▶ **Short task**
State how many lines of the entries hold the string "Sebutkan", and output nothing but that count.

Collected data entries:
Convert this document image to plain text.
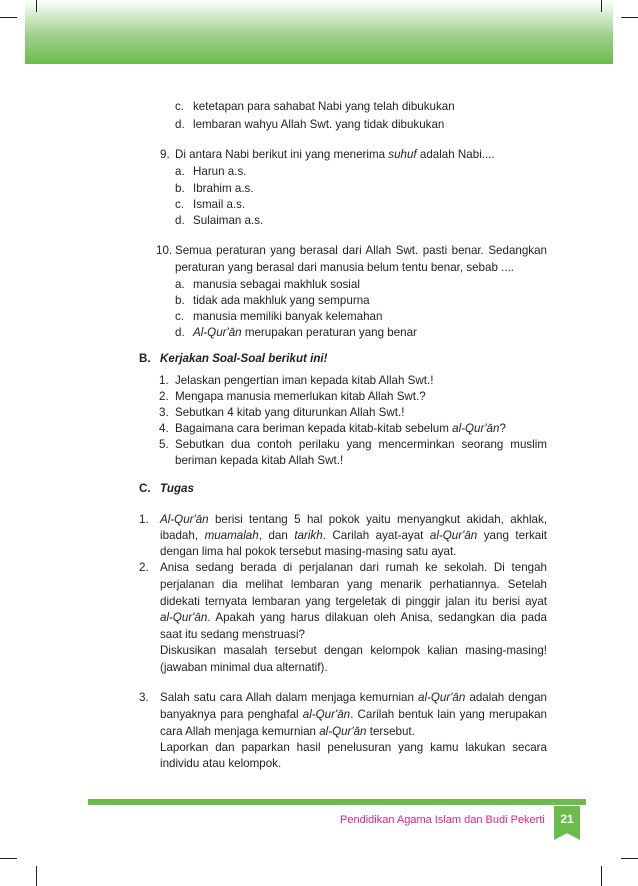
c. ketetapan para sahabat Nabi yang telah dibukukan
d. lembaran wahyu Allah Swt. yang tidak dibukukan
9. Di antara Nabi berikut ini yang menerima suhuf adalah Nabi....
a. Harun a.s.
b. Ibrahim a.s.
c. Ismail a.s.
d. Sulaiman a.s.
10. Semua peraturan yang berasal dari Allah Swt. pasti benar. Sedangkan
peraturan yang berasal dari manusia belum tentu benar, sebab ....
a. manusia sebagai makhluk sosial
b. tidak ada makhluk yang sempurna
c. manusia memiliki banyak kelemahan
d. Al-Qur'ān merupakan peraturan yang benar
B. Kerjakan Soal-Soal berikut ini!
1. Jelaskan pengertian iman kepada kitab Allah Swt.!
2. Mengapa manusia memerlukan kitab Allah Swt.?
3. Sebutkan 4 kitab yang diturunkan Allah Swt.!
4. Bagaimana cara beriman kepada kitab-kitab sebelum al-Qur'ān?
5. Sebutkan dua contoh perilaku yang mencerminkan seorang muslim
beriman kepada kitab Allah Swt.!
C. Tugas
1. Al-Qur'ān berisi tentang 5 hal pokok yaitu menyangkut akidah, akhlak,
ibadah, muamalah, dan tarikh. Carilah ayat-ayat al-Qur'ān yang terkait
dengan lima hal pokok tersebut masing-masing satu ayat.
2. Anisa sedang berada di perjalanan dari rumah ke sekolah. Di tengah
perjalanan dia melihat lembaran yang menarik perhatiannya. Setelah
didekati ternyata lembaran yang tergeletak di pinggir jalan itu berisi ayat
al-Qur'ān. Apakah yang harus dilakuan oleh Anisa, sedangkan dia pada
saat itu sedang menstruasi?
Diskusikan masalah tersebut dengan kelompok kalian masing-masing!
(jawaban minimal dua alternatif).
3. Salah satu cara Allah dalam menjaga kemurnian al-Qur'ān adalah dengan
banyaknya para penghafal al-Qur'ān. Carilah bentuk lain yang merupakan
cara Allah menjaga kemurnian al-Qur'ān tersebut.
Laporkan dan paparkan hasil penelusuran yang kamu lakukan secara
individu atau kelompok.
Pendidikan Agama Islam dan Budi Pekerti	21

▶ **Exercise response**
2